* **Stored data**
==========

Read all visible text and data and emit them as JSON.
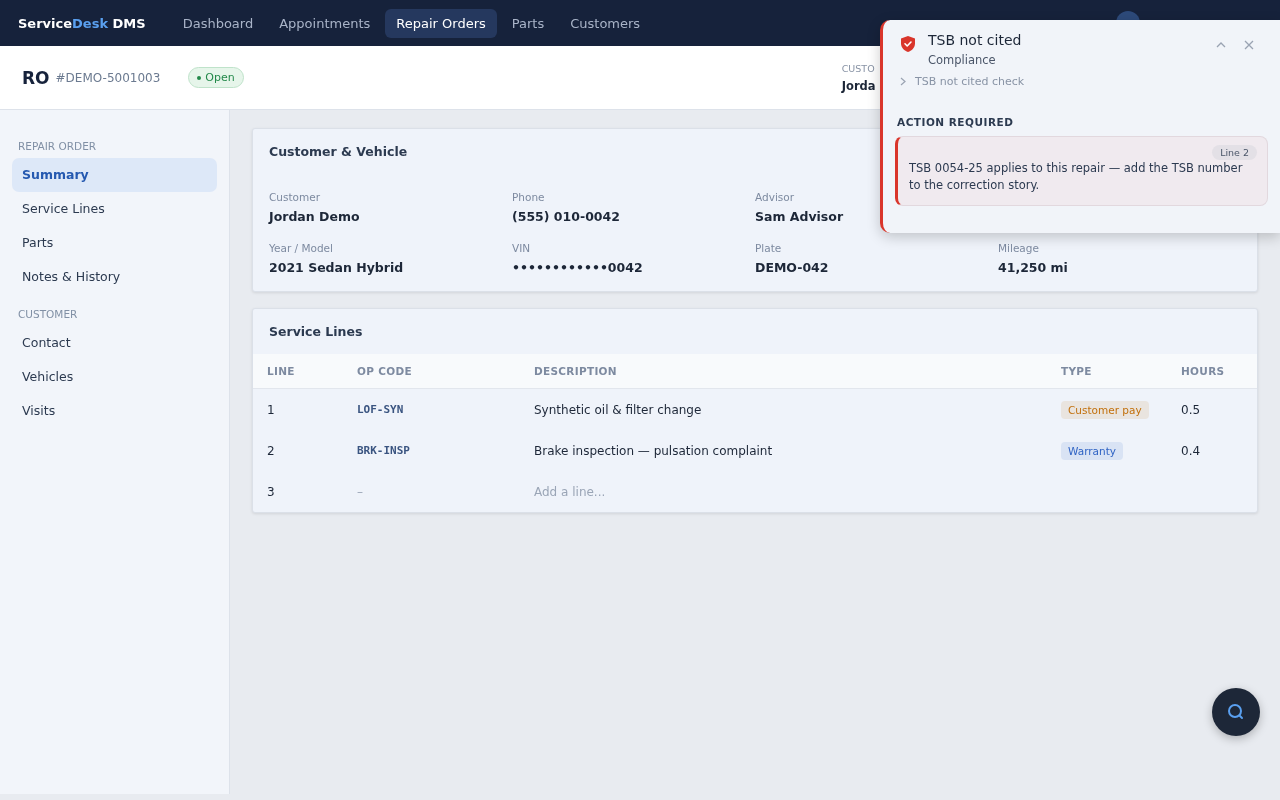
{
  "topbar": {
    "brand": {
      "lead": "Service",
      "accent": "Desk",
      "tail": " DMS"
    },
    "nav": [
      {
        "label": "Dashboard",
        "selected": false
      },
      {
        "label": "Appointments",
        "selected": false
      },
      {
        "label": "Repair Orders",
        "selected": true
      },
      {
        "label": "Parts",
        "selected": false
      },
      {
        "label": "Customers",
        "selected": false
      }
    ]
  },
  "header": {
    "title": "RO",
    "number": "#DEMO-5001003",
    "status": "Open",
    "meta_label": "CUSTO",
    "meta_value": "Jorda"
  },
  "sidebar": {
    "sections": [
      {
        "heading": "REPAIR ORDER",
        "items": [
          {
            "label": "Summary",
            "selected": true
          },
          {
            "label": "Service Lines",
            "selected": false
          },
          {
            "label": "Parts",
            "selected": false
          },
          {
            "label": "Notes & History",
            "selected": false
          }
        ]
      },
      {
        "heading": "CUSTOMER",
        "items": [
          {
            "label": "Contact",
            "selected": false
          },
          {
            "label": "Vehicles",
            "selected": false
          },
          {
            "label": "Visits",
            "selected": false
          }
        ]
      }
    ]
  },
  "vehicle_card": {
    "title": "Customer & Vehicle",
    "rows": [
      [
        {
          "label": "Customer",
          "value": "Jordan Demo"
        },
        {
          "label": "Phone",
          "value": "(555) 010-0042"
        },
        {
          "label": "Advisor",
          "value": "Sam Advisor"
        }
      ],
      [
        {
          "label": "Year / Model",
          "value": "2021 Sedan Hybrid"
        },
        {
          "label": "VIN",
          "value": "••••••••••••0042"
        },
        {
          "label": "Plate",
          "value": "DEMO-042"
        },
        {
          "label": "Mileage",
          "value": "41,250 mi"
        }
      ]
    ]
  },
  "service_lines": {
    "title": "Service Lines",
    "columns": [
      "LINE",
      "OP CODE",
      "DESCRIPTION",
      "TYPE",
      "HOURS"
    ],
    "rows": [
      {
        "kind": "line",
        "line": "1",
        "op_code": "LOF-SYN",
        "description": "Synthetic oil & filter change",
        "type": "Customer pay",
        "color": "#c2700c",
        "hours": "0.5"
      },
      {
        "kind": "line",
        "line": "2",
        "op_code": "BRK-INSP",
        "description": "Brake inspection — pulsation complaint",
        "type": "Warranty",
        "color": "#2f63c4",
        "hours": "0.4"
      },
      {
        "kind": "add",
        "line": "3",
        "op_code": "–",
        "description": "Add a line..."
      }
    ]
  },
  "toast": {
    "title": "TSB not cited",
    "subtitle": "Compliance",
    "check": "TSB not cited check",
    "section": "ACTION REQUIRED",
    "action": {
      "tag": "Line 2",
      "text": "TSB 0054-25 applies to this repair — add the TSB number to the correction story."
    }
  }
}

==========

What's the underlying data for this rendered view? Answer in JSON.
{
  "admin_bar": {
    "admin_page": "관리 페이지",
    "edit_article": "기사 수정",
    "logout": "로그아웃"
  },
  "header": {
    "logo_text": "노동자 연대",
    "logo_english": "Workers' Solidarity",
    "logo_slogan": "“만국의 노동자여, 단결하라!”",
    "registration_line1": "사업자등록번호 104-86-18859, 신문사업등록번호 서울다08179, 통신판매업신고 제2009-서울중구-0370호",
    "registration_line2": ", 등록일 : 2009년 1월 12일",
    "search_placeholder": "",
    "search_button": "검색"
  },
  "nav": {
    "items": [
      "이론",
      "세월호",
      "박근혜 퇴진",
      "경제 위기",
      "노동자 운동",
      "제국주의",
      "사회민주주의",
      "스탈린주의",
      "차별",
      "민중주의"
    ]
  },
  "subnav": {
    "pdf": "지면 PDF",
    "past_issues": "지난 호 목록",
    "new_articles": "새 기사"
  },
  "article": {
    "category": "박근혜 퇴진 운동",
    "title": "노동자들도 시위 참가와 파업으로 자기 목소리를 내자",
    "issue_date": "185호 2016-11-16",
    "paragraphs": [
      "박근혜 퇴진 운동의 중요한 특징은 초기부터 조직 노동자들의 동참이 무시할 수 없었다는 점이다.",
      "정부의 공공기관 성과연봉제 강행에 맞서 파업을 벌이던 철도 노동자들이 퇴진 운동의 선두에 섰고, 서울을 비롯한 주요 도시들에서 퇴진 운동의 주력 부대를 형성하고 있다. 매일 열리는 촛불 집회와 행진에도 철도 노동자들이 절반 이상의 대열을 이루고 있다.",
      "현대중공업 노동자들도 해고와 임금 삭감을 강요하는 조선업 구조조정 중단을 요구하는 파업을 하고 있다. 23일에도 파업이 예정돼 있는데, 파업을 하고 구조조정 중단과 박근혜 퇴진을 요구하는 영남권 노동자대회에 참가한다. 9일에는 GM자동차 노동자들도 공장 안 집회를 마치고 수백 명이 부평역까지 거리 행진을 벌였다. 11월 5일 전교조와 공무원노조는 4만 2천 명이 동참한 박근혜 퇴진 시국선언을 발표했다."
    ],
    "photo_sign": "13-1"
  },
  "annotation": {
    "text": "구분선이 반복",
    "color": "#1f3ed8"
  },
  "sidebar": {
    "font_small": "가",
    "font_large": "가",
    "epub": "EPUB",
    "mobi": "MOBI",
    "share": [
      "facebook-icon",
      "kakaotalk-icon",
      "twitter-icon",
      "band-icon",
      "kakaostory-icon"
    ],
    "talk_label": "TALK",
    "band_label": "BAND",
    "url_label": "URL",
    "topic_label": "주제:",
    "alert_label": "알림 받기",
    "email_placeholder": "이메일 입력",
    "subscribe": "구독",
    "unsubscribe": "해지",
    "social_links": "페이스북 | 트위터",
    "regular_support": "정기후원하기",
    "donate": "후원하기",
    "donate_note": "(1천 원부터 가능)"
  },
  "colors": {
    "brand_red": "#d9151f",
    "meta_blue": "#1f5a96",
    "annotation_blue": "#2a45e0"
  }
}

==========

* **WORK REQUIRED**
From the data above, copy out every line with the string "cited" in it.

* **SOLUTION FOR THIS PROBLEM**
    "title": "TSB not cited",
    "check": "TSB not cited check",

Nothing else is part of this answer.